• [TASK DESCRIPTION] Copy each line holding the string "placeholder".
━━━━━━━━━━
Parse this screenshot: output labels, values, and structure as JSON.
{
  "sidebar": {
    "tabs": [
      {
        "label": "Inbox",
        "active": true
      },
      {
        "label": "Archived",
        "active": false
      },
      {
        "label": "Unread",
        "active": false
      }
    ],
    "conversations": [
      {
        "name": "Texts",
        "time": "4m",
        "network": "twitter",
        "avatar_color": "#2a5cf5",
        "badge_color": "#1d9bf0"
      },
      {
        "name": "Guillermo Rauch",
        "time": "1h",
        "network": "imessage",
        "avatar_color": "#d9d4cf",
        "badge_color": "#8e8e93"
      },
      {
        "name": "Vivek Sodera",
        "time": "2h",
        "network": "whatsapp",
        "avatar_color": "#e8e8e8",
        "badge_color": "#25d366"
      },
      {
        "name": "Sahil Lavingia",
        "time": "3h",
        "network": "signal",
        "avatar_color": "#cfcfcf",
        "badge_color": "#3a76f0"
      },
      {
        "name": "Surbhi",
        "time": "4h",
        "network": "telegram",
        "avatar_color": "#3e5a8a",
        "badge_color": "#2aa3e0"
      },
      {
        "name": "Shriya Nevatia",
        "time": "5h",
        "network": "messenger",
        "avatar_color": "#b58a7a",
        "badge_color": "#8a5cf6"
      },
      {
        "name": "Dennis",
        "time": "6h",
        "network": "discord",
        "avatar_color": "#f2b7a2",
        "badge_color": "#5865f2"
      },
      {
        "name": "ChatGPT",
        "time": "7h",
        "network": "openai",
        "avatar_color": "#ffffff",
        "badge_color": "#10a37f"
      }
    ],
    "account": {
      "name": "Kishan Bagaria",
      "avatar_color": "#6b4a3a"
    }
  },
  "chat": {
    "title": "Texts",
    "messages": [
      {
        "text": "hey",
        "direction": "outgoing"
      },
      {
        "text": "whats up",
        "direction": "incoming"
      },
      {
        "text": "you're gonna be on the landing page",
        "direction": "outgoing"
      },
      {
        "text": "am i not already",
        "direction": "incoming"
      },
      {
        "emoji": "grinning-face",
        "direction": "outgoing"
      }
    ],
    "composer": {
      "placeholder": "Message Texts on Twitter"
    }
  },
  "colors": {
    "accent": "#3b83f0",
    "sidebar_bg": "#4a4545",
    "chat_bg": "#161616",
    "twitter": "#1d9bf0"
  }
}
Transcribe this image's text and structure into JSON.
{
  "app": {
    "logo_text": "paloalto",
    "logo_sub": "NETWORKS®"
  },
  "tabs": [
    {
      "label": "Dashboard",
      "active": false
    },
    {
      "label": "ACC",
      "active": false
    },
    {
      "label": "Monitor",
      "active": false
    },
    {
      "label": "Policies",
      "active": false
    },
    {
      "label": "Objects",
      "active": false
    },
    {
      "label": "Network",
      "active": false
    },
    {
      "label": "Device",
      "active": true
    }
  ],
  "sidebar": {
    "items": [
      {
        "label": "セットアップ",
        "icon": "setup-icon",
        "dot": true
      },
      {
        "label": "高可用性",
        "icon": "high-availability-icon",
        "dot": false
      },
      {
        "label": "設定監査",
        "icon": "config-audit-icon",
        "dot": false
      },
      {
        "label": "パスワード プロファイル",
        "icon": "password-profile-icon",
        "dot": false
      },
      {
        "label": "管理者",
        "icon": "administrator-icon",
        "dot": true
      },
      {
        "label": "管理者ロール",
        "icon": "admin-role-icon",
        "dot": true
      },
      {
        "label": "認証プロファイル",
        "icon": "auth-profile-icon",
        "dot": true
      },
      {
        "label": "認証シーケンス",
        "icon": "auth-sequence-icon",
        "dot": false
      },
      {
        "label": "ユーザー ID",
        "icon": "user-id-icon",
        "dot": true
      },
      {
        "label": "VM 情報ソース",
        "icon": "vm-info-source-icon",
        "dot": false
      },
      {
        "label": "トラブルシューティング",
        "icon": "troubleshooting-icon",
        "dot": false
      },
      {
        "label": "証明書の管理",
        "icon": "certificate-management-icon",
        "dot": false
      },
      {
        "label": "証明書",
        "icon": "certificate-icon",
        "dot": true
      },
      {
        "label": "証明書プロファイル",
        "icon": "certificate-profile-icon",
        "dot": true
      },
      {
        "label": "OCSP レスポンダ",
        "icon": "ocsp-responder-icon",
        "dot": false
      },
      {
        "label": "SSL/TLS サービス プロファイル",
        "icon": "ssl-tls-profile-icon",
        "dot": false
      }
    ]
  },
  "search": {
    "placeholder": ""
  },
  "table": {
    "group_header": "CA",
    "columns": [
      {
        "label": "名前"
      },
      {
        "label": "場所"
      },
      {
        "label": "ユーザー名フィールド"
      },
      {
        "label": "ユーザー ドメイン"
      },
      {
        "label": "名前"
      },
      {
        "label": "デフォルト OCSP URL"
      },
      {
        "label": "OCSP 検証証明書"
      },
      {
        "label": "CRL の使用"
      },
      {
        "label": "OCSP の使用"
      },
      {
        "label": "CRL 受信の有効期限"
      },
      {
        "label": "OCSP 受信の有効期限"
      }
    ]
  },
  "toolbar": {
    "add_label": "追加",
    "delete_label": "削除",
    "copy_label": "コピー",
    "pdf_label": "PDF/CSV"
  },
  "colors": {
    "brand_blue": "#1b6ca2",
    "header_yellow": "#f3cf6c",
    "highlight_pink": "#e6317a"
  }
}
━━━━━━━━━━
• [COMPLETE ANSWER]
      "placeholder": "Message Texts on Twitter"
    "placeholder": ""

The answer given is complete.